▸ CHALLENGE:
Everything in the listing except the pictures should be written out exactly.

▸ DATA LINES:
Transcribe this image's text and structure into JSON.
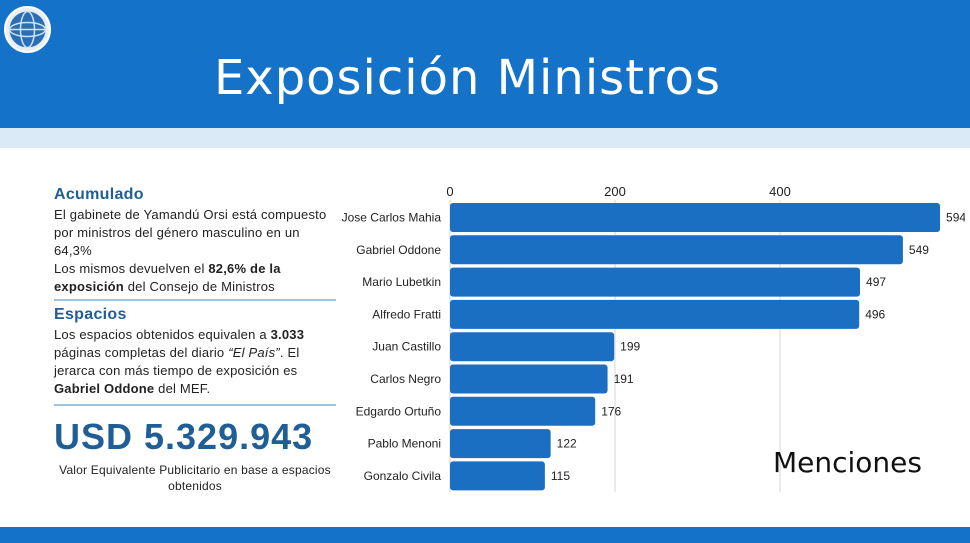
{
  "header": {
    "title": "Exposición Ministros"
  },
  "summary": {
    "acumulado_title": "Acumulado",
    "acumulado_text_1": "El gabinete de Yamandú Orsi está compuesto por ministros del género masculino en un 64,3%",
    "acumulado_text_2a": "Los mismos devuelven el ",
    "acumulado_text_2b": "82,6% de la exposición",
    "acumulado_text_2c": " del Consejo de Ministros",
    "espacios_title": "Espacios",
    "espacios_text_1": "Los espacios obtenidos equivalen a ",
    "espacios_pages": "3.033",
    "espacios_text_2": " páginas completas del diario ",
    "espacios_paper": "“El País”",
    "espacios_text_3": ". El jerarca con más tiempo de exposición es ",
    "espacios_top": "Gabriel Oddone",
    "espacios_text_4": " del MEF.",
    "usd_value": "USD 5.329.943",
    "usd_note": "Valor Equivalente Publicitario en base a espacios obtenidos"
  },
  "chart_data": {
    "type": "bar",
    "orientation": "horizontal",
    "categories": [
      "Jose Carlos Mahia",
      "Gabriel Oddone",
      "Mario Lubetkin",
      "Alfredo Fratti",
      "Juan Castillo",
      "Carlos Negro",
      "Edgardo Ortuño",
      "Pablo Menoni",
      "Gonzalo Civila"
    ],
    "values": [
      594,
      549,
      497,
      496,
      199,
      191,
      176,
      122,
      115
    ],
    "xticks": [
      0,
      200,
      400
    ],
    "xlim": [
      0,
      594
    ],
    "xlabel": "Menciones",
    "axis_position": "top",
    "grid": true,
    "bar_color": "#1b6fc2"
  }
}
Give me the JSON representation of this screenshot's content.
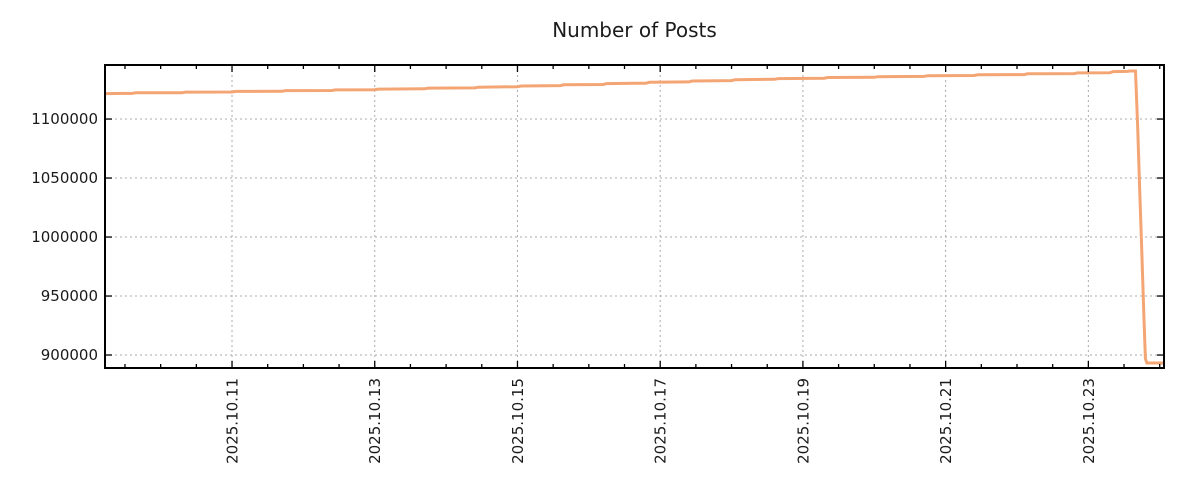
{
  "page": {
    "background": "#ffffff"
  },
  "chart_data": {
    "type": "line",
    "title": "Number of Posts",
    "xlabel": "",
    "ylabel": "",
    "x_unit": "day of month, October 2025",
    "xlim": [
      9.22,
      24.06
    ],
    "ylim": [
      889000,
      1145800
    ],
    "grid": true,
    "legend_position": "none",
    "axis_color": "#000000",
    "grid_color": "#ababab",
    "tick_label_color": "#1a1a1a",
    "x_major_ticks": [
      {
        "x": 11,
        "label": "2025.10.11"
      },
      {
        "x": 13,
        "label": "2025.10.13"
      },
      {
        "x": 15,
        "label": "2025.10.15"
      },
      {
        "x": 17,
        "label": "2025.10.17"
      },
      {
        "x": 19,
        "label": "2025.10.19"
      },
      {
        "x": 21,
        "label": "2025.10.21"
      },
      {
        "x": 23,
        "label": "2025.10.23"
      }
    ],
    "x_minor_step": 0.5,
    "y_major_ticks": [
      {
        "value": 900000,
        "label": "900000"
      },
      {
        "value": 950000,
        "label": "950000"
      },
      {
        "value": 1000000,
        "label": "1000000"
      },
      {
        "value": 1050000,
        "label": "1050000"
      },
      {
        "value": 1100000,
        "label": "1100000"
      }
    ],
    "series": [
      {
        "name": "Number of Posts",
        "color": "#f4a574",
        "line_width": 3,
        "points": [
          [
            9.22,
            1121600
          ],
          [
            9.6,
            1121700
          ],
          [
            9.65,
            1122200
          ],
          [
            10.3,
            1122300
          ],
          [
            10.35,
            1122800
          ],
          [
            11,
            1122900
          ],
          [
            11.05,
            1123400
          ],
          [
            11.7,
            1123500
          ],
          [
            11.75,
            1124100
          ],
          [
            12.4,
            1124200
          ],
          [
            12.45,
            1124700
          ],
          [
            13,
            1124900
          ],
          [
            13.05,
            1125400
          ],
          [
            13.7,
            1125600
          ],
          [
            13.75,
            1126200
          ],
          [
            14.4,
            1126400
          ],
          [
            14.45,
            1127000
          ],
          [
            15,
            1127400
          ],
          [
            15.05,
            1128000
          ],
          [
            15.6,
            1128300
          ],
          [
            15.65,
            1129000
          ],
          [
            16.2,
            1129300
          ],
          [
            16.25,
            1130000
          ],
          [
            16.8,
            1130400
          ],
          [
            16.85,
            1131100
          ],
          [
            17.4,
            1131500
          ],
          [
            17.45,
            1132200
          ],
          [
            18,
            1132600
          ],
          [
            18.05,
            1133300
          ],
          [
            18.6,
            1133700
          ],
          [
            18.65,
            1134300
          ],
          [
            19.3,
            1134600
          ],
          [
            19.35,
            1135200
          ],
          [
            20,
            1135400
          ],
          [
            20.05,
            1135900
          ],
          [
            20.7,
            1136100
          ],
          [
            20.75,
            1136700
          ],
          [
            21.4,
            1136900
          ],
          [
            21.45,
            1137500
          ],
          [
            22.1,
            1137700
          ],
          [
            22.15,
            1138300
          ],
          [
            22.8,
            1138500
          ],
          [
            22.85,
            1139100
          ],
          [
            23.3,
            1139300
          ],
          [
            23.35,
            1140200
          ],
          [
            23.55,
            1140400
          ],
          [
            23.58,
            1140700
          ],
          [
            23.66,
            1140700
          ],
          [
            23.69,
            1095000
          ],
          [
            23.72,
            1040000
          ],
          [
            23.75,
            985000
          ],
          [
            23.78,
            930000
          ],
          [
            23.8,
            897000
          ],
          [
            23.82,
            893200
          ],
          [
            24.06,
            893200
          ]
        ]
      }
    ]
  }
}
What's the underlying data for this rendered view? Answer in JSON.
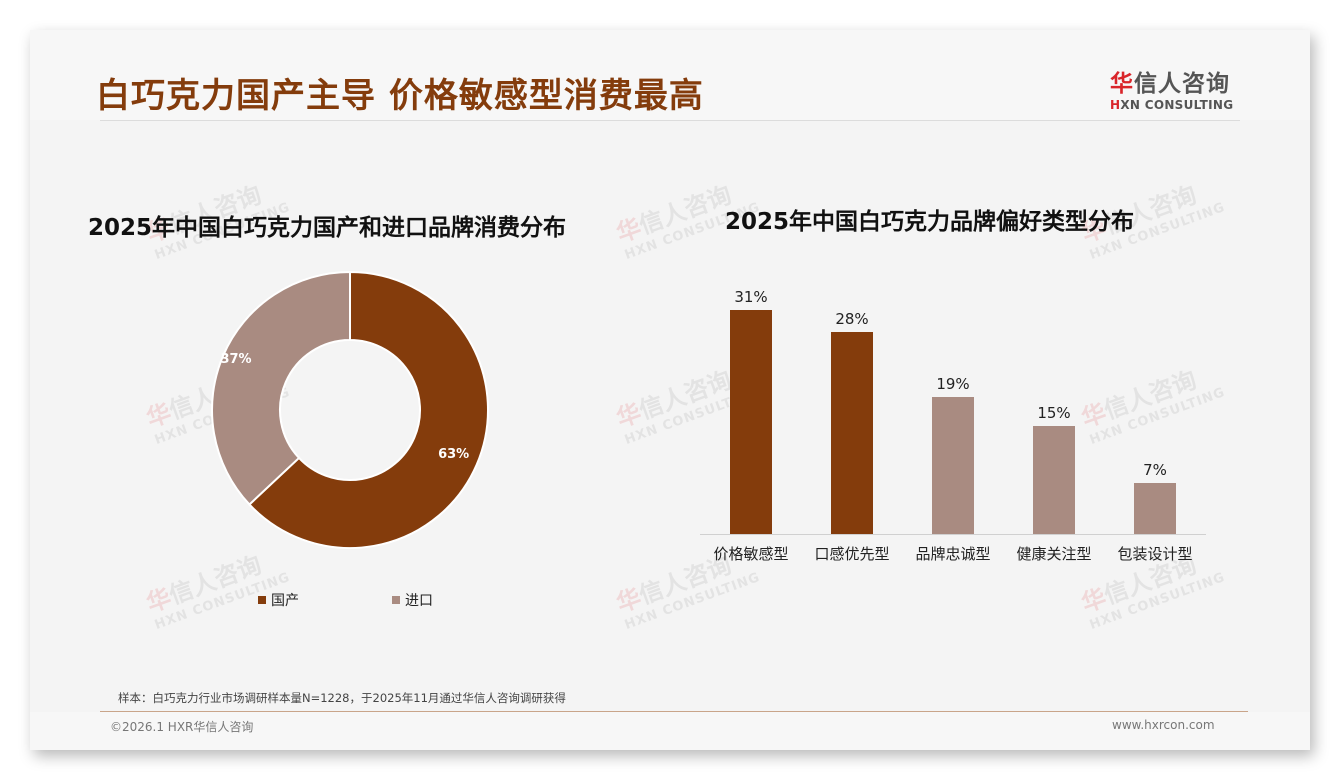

▸ EXERCISE ANSWER:
Transcribe this image's text and structure into JSON.
{
  "header": {
    "title": "Exposición Ministros"
  },
  "summary": {
    "acumulado_title": "Acumulado",
    "acumulado_text_1": "El gabinete de Yamandú Orsi está compuesto por ministros del género masculino en un 64,3%",
    "acumulado_text_2a": "Los mismos devuelven el ",
    "acumulado_text_2b": "82,6% de la exposición",
    "acumulado_text_2c": " del Consejo de Ministros",
    "espacios_title": "Espacios",
    "espacios_text_1": "Los espacios obtenidos equivalen a ",
    "espacios_pages": "3.033",
    "espacios_text_2": " páginas completas del diario ",
    "espacios_paper": "“El País”",
    "espacios_text_3": ". El jerarca con más tiempo de exposición es ",
    "espacios_top": "Gabriel Oddone",
    "espacios_text_4": " del MEF.",
    "usd_value": "USD 5.329.943",
    "usd_note": "Valor Equivalente Publicitario en base a espacios obtenidos"
  },
  "chart_data": {
    "type": "bar",
    "orientation": "horizontal",
    "categories": [
      "Jose Carlos Mahia",
      "Gabriel Oddone",
      "Mario Lubetkin",
      "Alfredo Fratti",
      "Juan Castillo",
      "Carlos Negro",
      "Edgardo Ortuño",
      "Pablo Menoni",
      "Gonzalo Civila"
    ],
    "values": [
      594,
      549,
      497,
      496,
      199,
      191,
      176,
      122,
      115
    ],
    "xticks": [
      0,
      200,
      400
    ],
    "xlim": [
      0,
      594
    ],
    "xlabel": "Menciones",
    "axis_position": "top",
    "grid": true,
    "bar_color": "#1b6fc2"
  }
}
Give me the JSON representation of this screenshot's content.
{
  "page": {
    "background": "#ffffff"
  },
  "chart_data": {
    "type": "line",
    "title": "Number of Posts",
    "xlabel": "",
    "ylabel": "",
    "x_unit": "day of month, October 2025",
    "xlim": [
      9.22,
      24.06
    ],
    "ylim": [
      889000,
      1145800
    ],
    "grid": true,
    "legend_position": "none",
    "axis_color": "#000000",
    "grid_color": "#ababab",
    "tick_label_color": "#1a1a1a",
    "x_major_ticks": [
      {
        "x": 11,
        "label": "2025.10.11"
      },
      {
        "x": 13,
        "label": "2025.10.13"
      },
      {
        "x": 15,
        "label": "2025.10.15"
      },
      {
        "x": 17,
        "label": "2025.10.17"
      },
      {
        "x": 19,
        "label": "2025.10.19"
      },
      {
        "x": 21,
        "label": "2025.10.21"
      },
      {
        "x": 23,
        "label": "2025.10.23"
      }
    ],
    "x_minor_step": 0.5,
    "y_major_ticks": [
      {
        "value": 900000,
        "label": "900000"
      },
      {
        "value": 950000,
        "label": "950000"
      },
      {
        "value": 1000000,
        "label": "1000000"
      },
      {
        "value": 1050000,
        "label": "1050000"
      },
      {
        "value": 1100000,
        "label": "1100000"
      }
    ],
    "series": [
      {
        "name": "Number of Posts",
        "color": "#f4a574",
        "line_width": 3,
        "points": [
          [
            9.22,
            1121600
          ],
          [
            9.6,
            1121700
          ],
          [
            9.65,
            1122200
          ],
          [
            10.3,
            1122300
          ],
          [
            10.35,
            1122800
          ],
          [
            11,
            1122900
          ],
          [
            11.05,
            1123400
          ],
          [
            11.7,
            1123500
          ],
          [
            11.75,
            1124100
          ],
          [
            12.4,
            1124200
          ],
          [
            12.45,
            1124700
          ],
          [
            13,
            1124900
          ],
          [
            13.05,
            1125400
          ],
          [
            13.7,
            1125600
          ],
          [
            13.75,
            1126200
          ],
          [
            14.4,
            1126400
          ],
          [
            14.45,
            1127000
          ],
          [
            15,
            1127400
          ],
          [
            15.05,
            1128000
          ],
          [
            15.6,
            1128300
          ],
          [
            15.65,
            1129000
          ],
          [
            16.2,
            1129300
          ],
          [
            16.25,
            1130000
          ],
          [
            16.8,
            1130400
          ],
          [
            16.85,
            1131100
          ],
          [
            17.4,
            1131500
          ],
          [
            17.45,
            1132200
          ],
          [
            18,
            1132600
          ],
          [
            18.05,
            1133300
          ],
          [
            18.6,
            1133700
          ],
          [
            18.65,
            1134300
          ],
          [
            19.3,
            1134600
          ],
          [
            19.35,
            1135200
          ],
          [
            20,
            1135400
          ],
          [
            20.05,
            1135900
          ],
          [
            20.7,
            1136100
          ],
          [
            20.75,
            1136700
          ],
          [
            21.4,
            1136900
          ],
          [
            21.45,
            1137500
          ],
          [
            22.1,
            1137700
          ],
          [
            22.15,
            1138300
          ],
          [
            22.8,
            1138500
          ],
          [
            22.85,
            1139100
          ],
          [
            23.3,
            1139300
          ],
          [
            23.35,
            1140200
          ],
          [
            23.55,
            1140400
          ],
          [
            23.58,
            1140700
          ],
          [
            23.66,
            1140700
          ],
          [
            23.69,
            1095000
          ],
          [
            23.72,
            1040000
          ],
          [
            23.75,
            985000
          ],
          [
            23.78,
            930000
          ],
          [
            23.8,
            897000
          ],
          [
            23.82,
            893200
          ],
          [
            24.06,
            893200
          ]
        ]
      }
    ]
  }
}
What's the underlying data for this rendered view? Answer in JSON.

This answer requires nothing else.